Exercise directions.
Reproduce the material below line for line, with no character changed, added or left out.

Given information.
══════

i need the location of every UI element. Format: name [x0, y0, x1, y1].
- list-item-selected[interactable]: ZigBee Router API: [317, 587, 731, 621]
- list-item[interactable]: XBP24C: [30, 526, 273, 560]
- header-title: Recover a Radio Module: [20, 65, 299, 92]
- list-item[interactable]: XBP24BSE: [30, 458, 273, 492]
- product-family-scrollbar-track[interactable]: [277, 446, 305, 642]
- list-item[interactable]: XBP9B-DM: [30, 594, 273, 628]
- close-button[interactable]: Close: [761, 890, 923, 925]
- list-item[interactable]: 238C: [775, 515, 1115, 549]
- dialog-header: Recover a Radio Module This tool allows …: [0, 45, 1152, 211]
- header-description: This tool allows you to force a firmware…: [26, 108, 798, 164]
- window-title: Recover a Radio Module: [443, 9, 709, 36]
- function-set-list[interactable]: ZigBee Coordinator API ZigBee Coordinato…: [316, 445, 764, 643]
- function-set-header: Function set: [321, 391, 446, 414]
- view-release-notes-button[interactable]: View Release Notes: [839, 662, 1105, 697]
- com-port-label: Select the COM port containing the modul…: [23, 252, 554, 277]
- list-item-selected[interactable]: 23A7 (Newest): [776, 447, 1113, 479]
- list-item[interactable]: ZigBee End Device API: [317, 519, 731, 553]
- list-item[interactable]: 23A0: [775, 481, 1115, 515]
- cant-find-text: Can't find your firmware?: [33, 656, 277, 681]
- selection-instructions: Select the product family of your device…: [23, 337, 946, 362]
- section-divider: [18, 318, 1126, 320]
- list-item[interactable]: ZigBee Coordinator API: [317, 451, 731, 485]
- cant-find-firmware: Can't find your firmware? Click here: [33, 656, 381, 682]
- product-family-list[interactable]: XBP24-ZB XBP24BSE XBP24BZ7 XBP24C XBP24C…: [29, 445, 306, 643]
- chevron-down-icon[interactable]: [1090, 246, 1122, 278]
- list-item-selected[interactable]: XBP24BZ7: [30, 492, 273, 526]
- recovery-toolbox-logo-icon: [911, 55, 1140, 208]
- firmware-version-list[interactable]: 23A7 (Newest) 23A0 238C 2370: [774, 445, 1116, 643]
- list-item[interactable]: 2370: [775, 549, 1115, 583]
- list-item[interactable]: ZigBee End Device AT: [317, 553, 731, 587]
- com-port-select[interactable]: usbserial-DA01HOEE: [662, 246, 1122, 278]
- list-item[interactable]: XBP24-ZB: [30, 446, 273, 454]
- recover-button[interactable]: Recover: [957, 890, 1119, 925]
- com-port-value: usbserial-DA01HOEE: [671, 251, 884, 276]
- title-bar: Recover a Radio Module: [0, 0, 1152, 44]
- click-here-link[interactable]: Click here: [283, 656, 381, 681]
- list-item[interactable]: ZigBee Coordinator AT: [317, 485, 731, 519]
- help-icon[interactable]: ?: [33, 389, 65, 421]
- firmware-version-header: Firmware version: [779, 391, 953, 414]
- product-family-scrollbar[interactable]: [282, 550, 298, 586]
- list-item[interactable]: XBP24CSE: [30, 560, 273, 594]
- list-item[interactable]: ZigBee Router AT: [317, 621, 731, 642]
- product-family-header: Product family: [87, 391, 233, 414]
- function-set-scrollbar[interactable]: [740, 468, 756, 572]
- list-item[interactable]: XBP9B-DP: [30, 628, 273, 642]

══════

Expected answer.
i need the location of every UI element. Format: name [x0, y0, x1, y1].
- list-item-selected[interactable]: ZigBee Router API: [317, 587, 731, 621]
- list-item[interactable]: XBP24C: [30, 526, 273, 560]
- header-title: Recover a Radio Module: [20, 65, 299, 92]
- list-item[interactable]: XBP24BSE: [30, 458, 273, 492]
- product-family-scrollbar-track[interactable]: [277, 446, 305, 642]
- list-item[interactable]: XBP9B-DM: [30, 594, 273, 628]
- close-button[interactable]: Close: [761, 890, 923, 925]
- list-item[interactable]: 238C: [775, 515, 1115, 549]
- dialog-header: Recover a Radio Module This tool allows …: [0, 45, 1152, 211]
- header-description: This tool allows you to force a firmware…: [26, 108, 798, 164]
- window-title: Recover a Radio Module: [443, 9, 709, 36]
- function-set-list[interactable]: ZigBee Coordinator API ZigBee Coordinato…: [316, 445, 764, 643]
- function-set-header: Function set: [321, 391, 446, 414]
- view-release-notes-button[interactable]: View Release Notes: [839, 662, 1105, 697]
- com-port-label: Select the COM port containing the modul…: [23, 252, 554, 277]
- list-item-selected[interactable]: 23A7 (Newest): [776, 447, 1113, 479]
- list-item[interactable]: ZigBee End Device API: [317, 519, 731, 553]
- list-item[interactable]: 23A0: [775, 481, 1115, 515]
- cant-find-text: Can't find your firmware?: [33, 656, 277, 681]
- selection-instructions: Select the product family of your device…: [23, 337, 946, 362]
- section-divider: [18, 318, 1126, 320]
- list-item[interactable]: ZigBee Coordinator API: [317, 451, 731, 485]
- cant-find-firmware: Can't find your firmware? Click here: [33, 656, 381, 682]
- product-family-list[interactable]: XBP24-ZB XBP24BSE XBP24BZ7 XBP24C XBP24C…: [29, 445, 306, 643]
- chevron-down-icon[interactable]: [1090, 246, 1122, 278]
- list-item-selected[interactable]: XBP24BZ7: [30, 492, 273, 526]
- recovery-toolbox-logo-icon: [911, 55, 1140, 208]
- firmware-version-list[interactable]: 23A7 (Newest) 23A0 238C 2370: [774, 445, 1116, 643]
- list-item[interactable]: 2370: [775, 549, 1115, 583]
- list-item[interactable]: ZigBee End Device AT: [317, 553, 731, 587]
- com-port-select[interactable]: usbserial-DA01HOEE: [662, 246, 1122, 278]
- list-item[interactable]: XBP24-ZB: [30, 446, 273, 454]
- recover-button[interactable]: Recover: [957, 890, 1119, 925]
- com-port-value: usbserial-DA01HOEE: [671, 251, 884, 276]
- title-bar: Recover a Radio Module: [0, 0, 1152, 44]
- click-here-link[interactable]: Click here: [283, 656, 381, 681]
- list-item[interactable]: ZigBee Coordinator AT: [317, 485, 731, 519]
- help-icon[interactable]: ?: [33, 389, 65, 421]
- firmware-version-header: Firmware version: [779, 391, 953, 414]
- product-family-scrollbar[interactable]: [282, 550, 298, 586]
- list-item[interactable]: XBP24CSE: [30, 560, 273, 594]
- list-item[interactable]: ZigBee Router AT: [317, 621, 731, 642]
- product-family-header: Product family: [87, 391, 233, 414]
- function-set-scrollbar[interactable]: [740, 468, 756, 572]
- list-item[interactable]: XBP9B-DP: [30, 628, 273, 642]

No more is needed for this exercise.